= Dataset entries =
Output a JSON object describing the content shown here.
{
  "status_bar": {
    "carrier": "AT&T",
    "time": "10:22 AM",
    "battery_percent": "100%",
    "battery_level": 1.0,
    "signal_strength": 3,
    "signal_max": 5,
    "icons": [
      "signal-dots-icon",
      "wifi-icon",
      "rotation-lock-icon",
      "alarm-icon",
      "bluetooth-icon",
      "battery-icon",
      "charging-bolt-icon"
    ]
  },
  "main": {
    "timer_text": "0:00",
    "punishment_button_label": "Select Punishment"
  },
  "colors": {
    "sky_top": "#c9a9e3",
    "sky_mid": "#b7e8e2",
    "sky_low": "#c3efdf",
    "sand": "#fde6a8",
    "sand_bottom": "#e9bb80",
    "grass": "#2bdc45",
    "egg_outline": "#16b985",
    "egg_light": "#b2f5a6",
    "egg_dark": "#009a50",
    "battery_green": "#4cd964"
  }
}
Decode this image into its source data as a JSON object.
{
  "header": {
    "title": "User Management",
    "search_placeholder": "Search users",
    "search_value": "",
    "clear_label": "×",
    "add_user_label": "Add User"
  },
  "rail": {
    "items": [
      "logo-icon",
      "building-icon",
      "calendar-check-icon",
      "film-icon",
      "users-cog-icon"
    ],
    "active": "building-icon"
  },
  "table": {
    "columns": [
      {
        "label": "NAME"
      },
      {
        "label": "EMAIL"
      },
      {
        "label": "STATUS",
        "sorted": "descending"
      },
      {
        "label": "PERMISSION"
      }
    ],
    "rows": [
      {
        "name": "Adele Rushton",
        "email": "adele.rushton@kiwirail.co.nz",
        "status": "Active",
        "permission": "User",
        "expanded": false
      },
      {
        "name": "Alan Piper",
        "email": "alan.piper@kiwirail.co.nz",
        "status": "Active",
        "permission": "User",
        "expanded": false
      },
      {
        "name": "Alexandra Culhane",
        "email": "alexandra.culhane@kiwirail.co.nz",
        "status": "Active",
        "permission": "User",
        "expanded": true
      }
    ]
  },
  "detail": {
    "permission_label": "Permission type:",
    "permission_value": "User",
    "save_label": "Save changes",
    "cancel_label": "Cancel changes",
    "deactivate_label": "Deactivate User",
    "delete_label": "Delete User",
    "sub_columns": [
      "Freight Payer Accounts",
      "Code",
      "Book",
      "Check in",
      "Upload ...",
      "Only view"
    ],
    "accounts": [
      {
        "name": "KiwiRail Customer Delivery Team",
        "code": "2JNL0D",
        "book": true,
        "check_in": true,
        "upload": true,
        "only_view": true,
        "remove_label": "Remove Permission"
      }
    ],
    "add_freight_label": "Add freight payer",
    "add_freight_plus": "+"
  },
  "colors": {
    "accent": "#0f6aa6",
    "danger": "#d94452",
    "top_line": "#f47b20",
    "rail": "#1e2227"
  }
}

--

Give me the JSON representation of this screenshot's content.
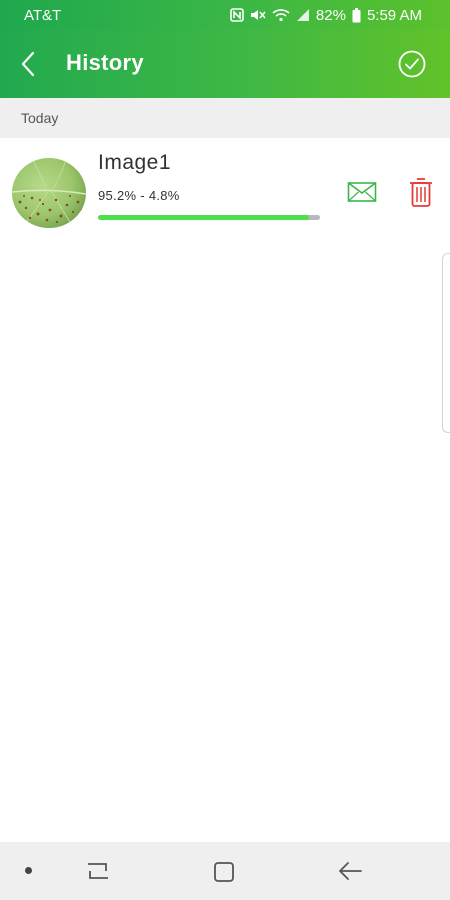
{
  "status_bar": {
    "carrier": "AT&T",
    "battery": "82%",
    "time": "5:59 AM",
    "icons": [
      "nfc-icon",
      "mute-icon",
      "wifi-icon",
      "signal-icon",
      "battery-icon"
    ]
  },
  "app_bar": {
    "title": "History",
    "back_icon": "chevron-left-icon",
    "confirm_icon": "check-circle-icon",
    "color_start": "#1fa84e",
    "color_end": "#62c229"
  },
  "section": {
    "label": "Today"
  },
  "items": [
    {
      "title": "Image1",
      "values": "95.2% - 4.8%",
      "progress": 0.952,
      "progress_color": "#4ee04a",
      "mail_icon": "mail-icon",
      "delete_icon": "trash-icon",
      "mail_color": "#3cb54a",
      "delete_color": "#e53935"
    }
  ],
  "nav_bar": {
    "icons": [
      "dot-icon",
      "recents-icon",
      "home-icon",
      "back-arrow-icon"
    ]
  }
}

* * *

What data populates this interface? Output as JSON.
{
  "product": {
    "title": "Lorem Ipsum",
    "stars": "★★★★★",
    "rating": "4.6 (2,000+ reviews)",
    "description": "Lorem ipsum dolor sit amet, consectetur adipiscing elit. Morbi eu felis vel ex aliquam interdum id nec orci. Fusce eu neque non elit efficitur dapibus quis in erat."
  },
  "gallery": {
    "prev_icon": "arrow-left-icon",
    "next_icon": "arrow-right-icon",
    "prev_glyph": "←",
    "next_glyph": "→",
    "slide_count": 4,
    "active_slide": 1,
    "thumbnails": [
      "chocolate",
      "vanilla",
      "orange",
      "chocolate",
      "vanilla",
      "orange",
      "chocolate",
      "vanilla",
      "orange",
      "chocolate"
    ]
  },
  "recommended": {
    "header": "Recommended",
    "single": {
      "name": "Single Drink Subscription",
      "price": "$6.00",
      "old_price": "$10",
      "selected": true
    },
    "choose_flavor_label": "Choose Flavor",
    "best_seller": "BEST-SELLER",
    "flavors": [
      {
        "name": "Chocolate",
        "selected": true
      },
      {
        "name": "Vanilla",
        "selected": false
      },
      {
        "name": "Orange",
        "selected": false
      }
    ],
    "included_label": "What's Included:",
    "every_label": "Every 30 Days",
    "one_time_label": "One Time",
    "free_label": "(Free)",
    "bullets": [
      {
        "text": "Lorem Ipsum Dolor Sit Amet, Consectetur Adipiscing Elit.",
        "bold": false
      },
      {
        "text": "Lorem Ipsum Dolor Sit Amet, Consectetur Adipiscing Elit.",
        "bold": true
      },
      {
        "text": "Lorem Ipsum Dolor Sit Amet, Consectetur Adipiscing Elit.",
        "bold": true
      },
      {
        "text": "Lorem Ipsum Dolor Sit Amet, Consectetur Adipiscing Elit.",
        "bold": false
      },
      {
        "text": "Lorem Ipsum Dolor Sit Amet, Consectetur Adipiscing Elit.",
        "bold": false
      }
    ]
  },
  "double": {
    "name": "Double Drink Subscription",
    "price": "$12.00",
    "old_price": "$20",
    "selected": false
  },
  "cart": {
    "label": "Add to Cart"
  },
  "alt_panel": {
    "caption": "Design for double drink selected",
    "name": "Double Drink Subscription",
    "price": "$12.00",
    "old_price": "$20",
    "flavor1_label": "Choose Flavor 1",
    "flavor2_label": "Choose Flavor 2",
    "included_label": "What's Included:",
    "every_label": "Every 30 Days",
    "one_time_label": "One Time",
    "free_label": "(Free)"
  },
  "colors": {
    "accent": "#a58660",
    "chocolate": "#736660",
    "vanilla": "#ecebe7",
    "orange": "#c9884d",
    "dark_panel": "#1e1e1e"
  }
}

= Task =
Collect, from the material above, every line containing the word "true".

= Exercise solution =
        "expanded": true
        "book": true,
        "check_in": true,
        "upload": true,
        "only_view": true,
      "selected": true
        "selected": true
        "bold": true
        "bold": true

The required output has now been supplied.